Lines containing the word "افتخارزاده" are to be located and copied.

____ GIVEN ENTRIES

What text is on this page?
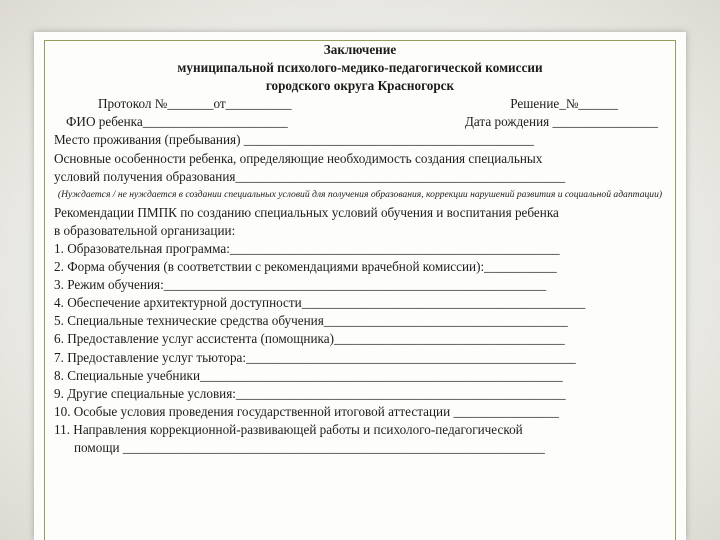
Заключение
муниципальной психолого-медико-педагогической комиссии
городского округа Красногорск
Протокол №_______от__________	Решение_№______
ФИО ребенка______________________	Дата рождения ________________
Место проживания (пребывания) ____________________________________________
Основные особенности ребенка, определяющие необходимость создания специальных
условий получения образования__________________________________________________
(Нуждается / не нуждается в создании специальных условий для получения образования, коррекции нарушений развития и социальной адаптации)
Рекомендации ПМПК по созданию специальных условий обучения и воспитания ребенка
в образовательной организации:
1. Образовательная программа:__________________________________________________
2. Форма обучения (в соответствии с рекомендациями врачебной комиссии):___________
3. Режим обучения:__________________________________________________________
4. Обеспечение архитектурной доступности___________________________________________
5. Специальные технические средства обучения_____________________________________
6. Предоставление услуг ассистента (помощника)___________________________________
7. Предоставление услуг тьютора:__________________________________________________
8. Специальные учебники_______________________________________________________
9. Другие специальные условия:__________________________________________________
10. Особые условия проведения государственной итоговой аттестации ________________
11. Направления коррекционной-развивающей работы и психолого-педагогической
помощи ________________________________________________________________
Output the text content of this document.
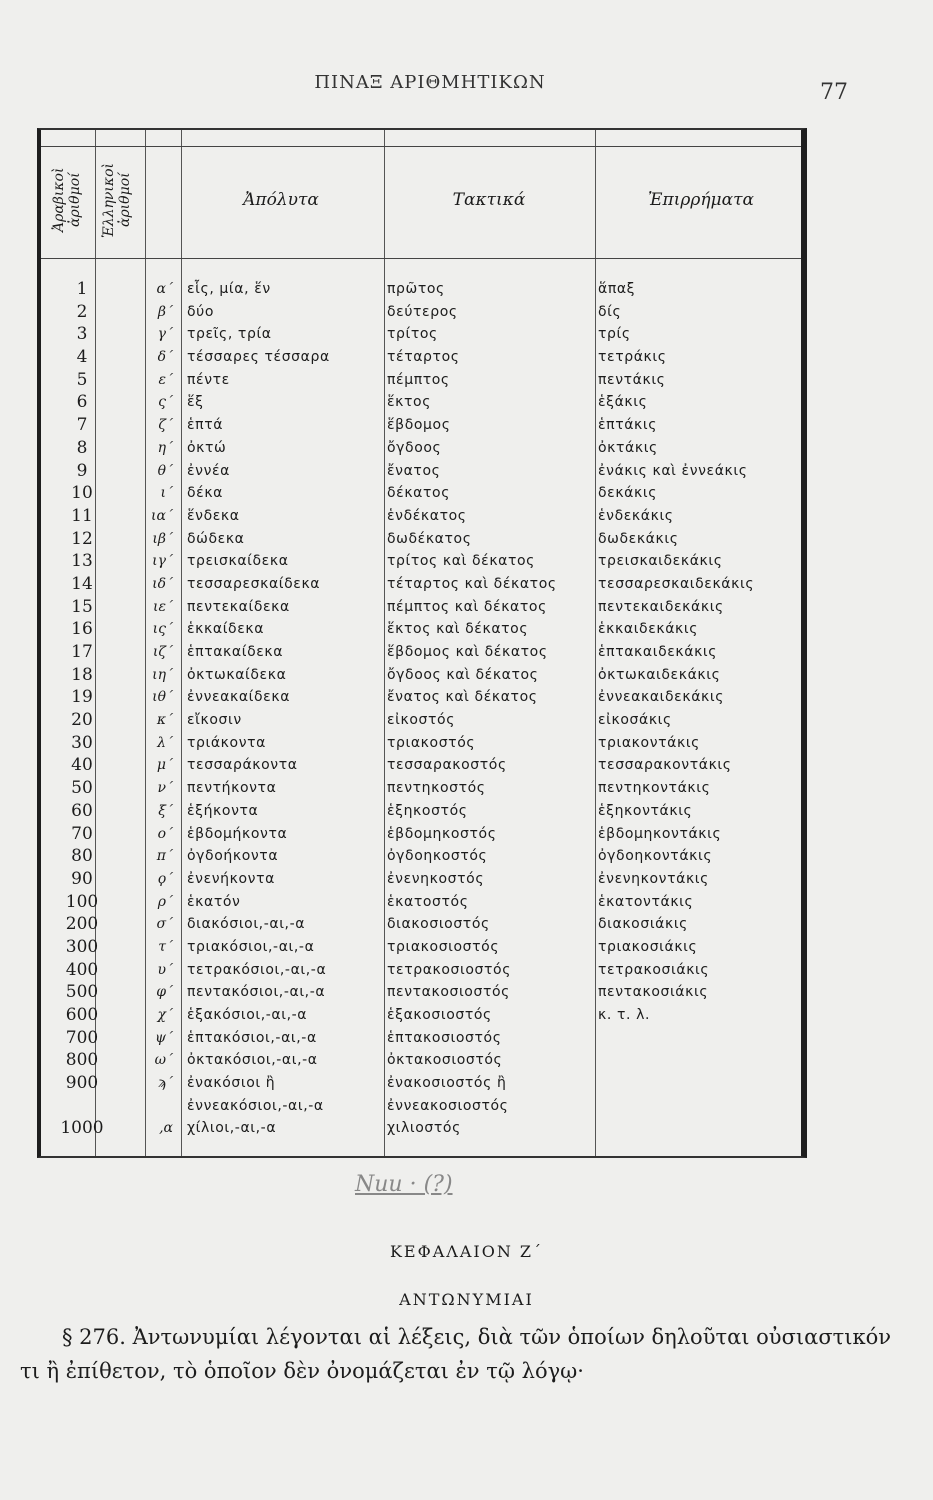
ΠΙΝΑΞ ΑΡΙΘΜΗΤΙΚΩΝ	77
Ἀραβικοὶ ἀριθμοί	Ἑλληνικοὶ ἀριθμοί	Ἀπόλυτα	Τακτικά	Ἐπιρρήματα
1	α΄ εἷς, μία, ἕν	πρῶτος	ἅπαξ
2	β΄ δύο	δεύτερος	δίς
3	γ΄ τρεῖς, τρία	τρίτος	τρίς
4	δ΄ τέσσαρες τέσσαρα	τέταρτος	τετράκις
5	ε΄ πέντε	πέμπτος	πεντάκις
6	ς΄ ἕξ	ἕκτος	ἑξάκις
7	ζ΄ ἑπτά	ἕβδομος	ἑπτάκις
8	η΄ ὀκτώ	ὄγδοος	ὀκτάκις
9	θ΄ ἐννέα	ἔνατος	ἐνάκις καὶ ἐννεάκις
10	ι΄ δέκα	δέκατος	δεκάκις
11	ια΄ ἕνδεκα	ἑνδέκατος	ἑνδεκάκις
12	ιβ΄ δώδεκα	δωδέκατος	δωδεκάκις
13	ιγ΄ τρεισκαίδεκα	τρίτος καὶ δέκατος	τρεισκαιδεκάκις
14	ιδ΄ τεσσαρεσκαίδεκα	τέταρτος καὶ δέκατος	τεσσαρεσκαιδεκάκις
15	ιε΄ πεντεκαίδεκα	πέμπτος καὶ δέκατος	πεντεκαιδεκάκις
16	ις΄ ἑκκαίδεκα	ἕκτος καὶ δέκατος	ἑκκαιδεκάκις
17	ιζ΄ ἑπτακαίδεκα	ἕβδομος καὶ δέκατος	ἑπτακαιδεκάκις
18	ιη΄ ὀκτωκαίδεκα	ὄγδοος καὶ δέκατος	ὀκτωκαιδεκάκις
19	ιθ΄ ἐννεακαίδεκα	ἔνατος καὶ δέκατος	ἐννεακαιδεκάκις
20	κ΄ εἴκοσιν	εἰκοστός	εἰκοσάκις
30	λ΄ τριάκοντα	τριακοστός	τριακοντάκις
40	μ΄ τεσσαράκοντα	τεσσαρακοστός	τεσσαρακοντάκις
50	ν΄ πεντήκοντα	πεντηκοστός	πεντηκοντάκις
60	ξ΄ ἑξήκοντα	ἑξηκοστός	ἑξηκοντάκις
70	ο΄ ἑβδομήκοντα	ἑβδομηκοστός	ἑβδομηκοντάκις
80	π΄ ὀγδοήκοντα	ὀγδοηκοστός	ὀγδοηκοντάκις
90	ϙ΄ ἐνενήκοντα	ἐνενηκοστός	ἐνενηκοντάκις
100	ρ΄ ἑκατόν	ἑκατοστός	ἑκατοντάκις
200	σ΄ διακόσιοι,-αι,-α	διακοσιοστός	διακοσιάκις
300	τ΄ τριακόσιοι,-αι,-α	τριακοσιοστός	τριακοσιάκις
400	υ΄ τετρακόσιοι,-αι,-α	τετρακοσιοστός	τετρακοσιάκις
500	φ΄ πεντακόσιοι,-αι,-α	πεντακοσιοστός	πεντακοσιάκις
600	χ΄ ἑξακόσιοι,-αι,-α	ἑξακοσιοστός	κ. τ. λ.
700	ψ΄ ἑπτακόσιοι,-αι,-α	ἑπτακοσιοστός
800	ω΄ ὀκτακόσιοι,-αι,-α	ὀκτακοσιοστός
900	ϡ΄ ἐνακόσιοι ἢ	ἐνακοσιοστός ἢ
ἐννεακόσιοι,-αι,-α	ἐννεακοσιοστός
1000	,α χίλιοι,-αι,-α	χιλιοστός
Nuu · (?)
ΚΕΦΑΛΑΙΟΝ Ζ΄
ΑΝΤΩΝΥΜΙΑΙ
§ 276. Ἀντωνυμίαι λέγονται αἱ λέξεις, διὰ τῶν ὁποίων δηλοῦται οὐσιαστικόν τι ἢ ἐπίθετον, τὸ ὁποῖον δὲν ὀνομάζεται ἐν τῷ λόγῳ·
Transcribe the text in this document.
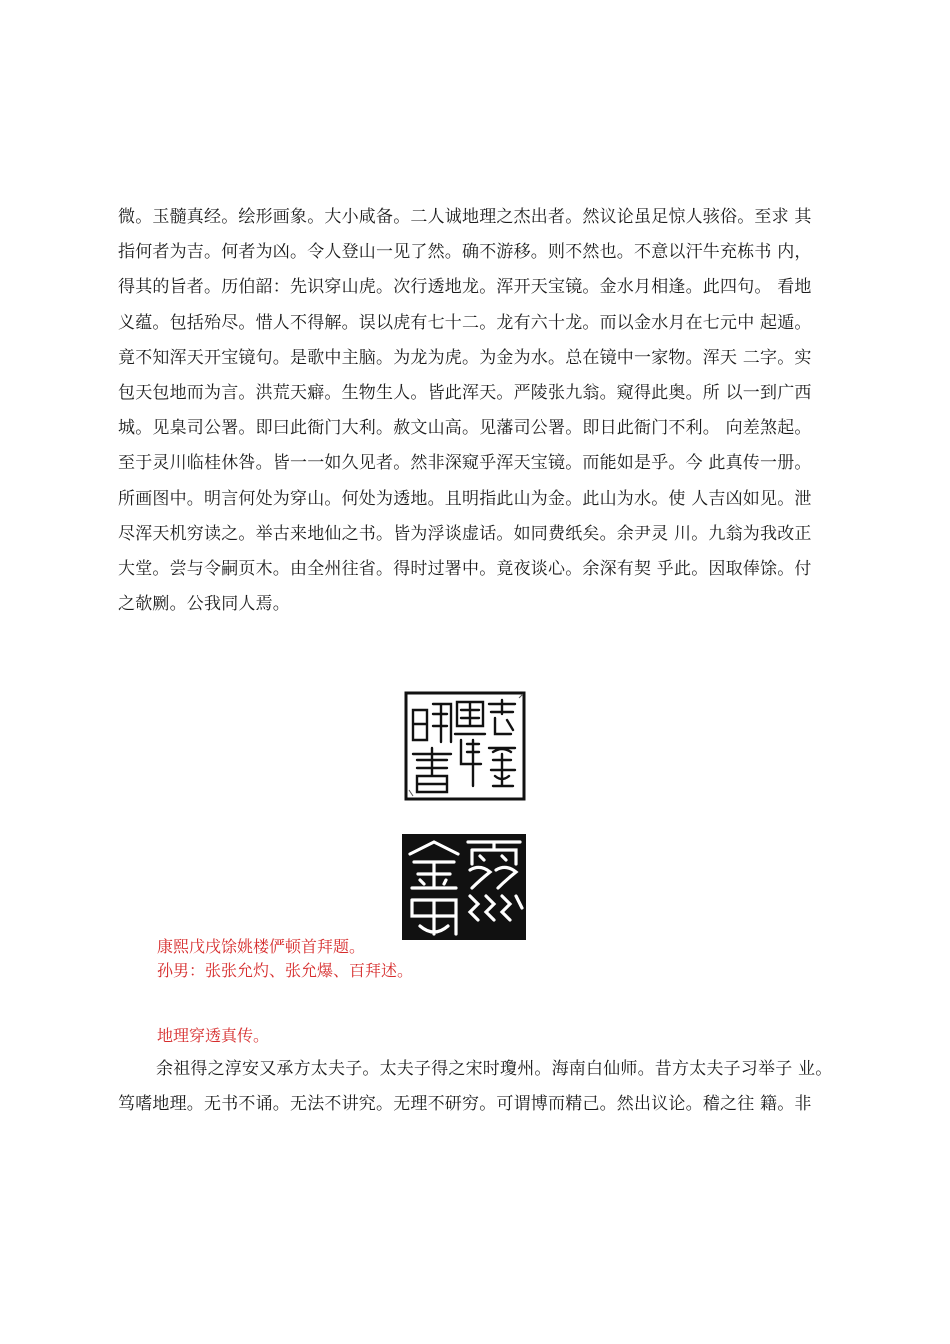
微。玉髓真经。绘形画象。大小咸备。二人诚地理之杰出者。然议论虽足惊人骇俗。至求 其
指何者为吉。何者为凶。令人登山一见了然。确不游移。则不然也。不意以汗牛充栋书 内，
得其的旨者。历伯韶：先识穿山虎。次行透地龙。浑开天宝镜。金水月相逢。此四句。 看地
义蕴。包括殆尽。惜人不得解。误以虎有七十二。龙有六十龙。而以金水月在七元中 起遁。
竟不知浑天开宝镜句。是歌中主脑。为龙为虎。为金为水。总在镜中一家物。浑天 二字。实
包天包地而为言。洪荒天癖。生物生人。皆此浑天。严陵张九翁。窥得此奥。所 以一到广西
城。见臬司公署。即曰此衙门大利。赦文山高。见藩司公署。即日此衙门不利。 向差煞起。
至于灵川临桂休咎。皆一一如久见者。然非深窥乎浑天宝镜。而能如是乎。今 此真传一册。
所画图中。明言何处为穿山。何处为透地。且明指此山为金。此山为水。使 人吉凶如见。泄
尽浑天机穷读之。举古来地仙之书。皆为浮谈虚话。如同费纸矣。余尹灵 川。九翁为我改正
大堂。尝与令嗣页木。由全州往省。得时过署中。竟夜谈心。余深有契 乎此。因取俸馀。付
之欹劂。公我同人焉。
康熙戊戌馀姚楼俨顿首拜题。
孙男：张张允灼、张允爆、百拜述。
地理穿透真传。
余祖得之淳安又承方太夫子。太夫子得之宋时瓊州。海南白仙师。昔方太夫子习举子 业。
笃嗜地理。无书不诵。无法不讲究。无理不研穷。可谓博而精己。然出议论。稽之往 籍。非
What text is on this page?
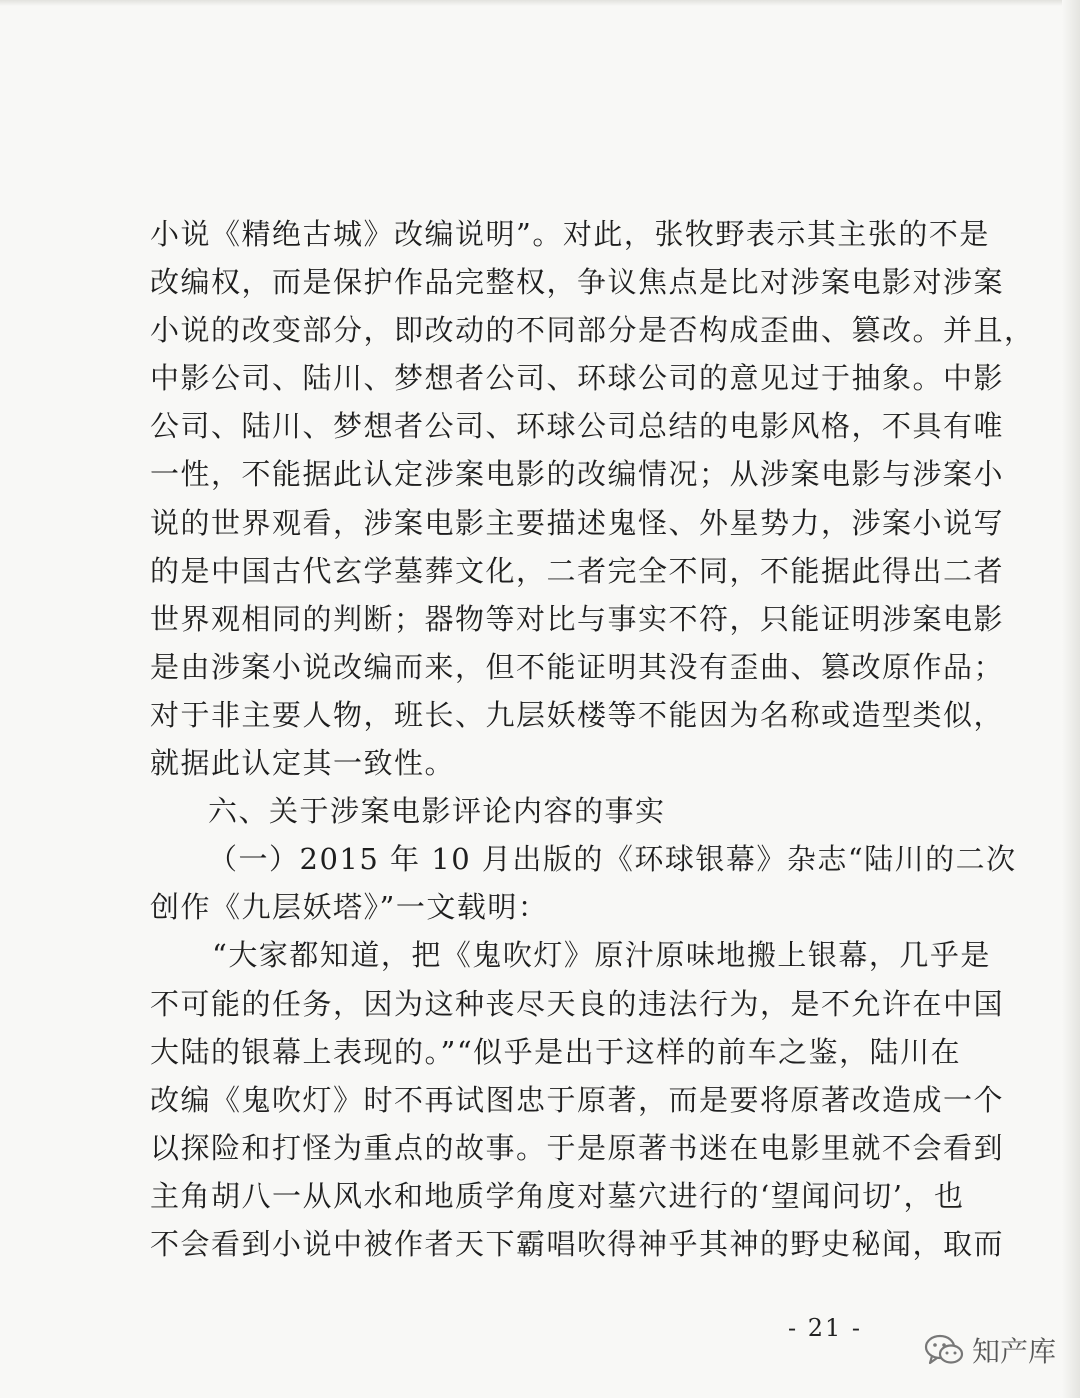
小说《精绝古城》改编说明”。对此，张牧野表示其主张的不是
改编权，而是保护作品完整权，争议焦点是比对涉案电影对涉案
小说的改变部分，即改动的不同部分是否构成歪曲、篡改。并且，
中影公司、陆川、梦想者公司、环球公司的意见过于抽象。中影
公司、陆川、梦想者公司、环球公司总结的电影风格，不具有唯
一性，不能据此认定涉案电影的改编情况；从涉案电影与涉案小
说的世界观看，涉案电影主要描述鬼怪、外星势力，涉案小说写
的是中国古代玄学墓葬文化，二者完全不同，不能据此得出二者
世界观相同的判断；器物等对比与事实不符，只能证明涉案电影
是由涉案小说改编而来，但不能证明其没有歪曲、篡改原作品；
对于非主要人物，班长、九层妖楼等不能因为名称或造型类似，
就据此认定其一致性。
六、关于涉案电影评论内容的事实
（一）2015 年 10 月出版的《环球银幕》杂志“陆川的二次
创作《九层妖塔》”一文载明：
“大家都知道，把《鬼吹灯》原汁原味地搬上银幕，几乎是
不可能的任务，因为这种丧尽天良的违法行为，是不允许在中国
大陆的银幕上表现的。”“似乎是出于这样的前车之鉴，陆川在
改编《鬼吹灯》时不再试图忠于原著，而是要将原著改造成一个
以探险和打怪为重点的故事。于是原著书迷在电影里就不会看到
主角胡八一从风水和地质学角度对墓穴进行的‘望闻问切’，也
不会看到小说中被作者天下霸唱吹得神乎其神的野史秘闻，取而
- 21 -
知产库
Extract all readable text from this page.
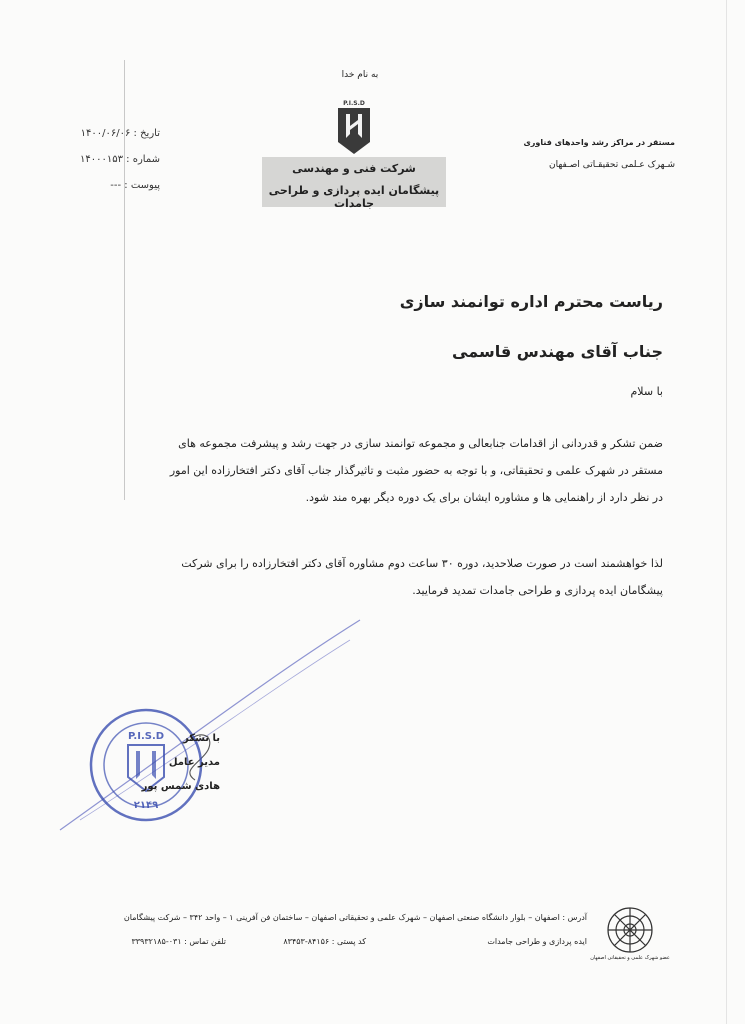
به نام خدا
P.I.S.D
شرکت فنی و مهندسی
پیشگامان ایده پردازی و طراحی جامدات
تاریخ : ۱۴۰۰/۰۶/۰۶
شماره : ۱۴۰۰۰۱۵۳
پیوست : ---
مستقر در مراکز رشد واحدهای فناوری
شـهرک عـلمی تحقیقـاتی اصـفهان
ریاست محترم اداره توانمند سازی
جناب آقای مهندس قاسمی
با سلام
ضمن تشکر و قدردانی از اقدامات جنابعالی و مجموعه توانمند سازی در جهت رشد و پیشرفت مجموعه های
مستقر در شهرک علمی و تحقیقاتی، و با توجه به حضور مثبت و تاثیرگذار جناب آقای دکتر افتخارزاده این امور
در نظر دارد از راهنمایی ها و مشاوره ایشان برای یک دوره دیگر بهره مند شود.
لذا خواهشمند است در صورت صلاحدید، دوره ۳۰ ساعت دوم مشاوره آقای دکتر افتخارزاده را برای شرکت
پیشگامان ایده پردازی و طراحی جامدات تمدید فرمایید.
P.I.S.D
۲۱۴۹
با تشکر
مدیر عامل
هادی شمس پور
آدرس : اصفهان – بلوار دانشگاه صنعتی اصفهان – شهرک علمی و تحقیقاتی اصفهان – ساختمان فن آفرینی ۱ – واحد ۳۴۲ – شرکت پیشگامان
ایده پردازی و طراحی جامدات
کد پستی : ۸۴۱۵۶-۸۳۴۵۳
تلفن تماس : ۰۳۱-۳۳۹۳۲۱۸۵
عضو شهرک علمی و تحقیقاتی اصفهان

________

OUTPUT FOR THIS TASK —
مستقر در شهرک علمی و تحقیقاتی، و با توجه به حضور مثبت و تاثیرگذار جناب آقای دکتر افتخارزاده این امور
لذا خواهشمند است در صورت صلاحدید، دوره ۳۰ ساعت دوم مشاوره آقای دکتر افتخارزاده را برای شرکت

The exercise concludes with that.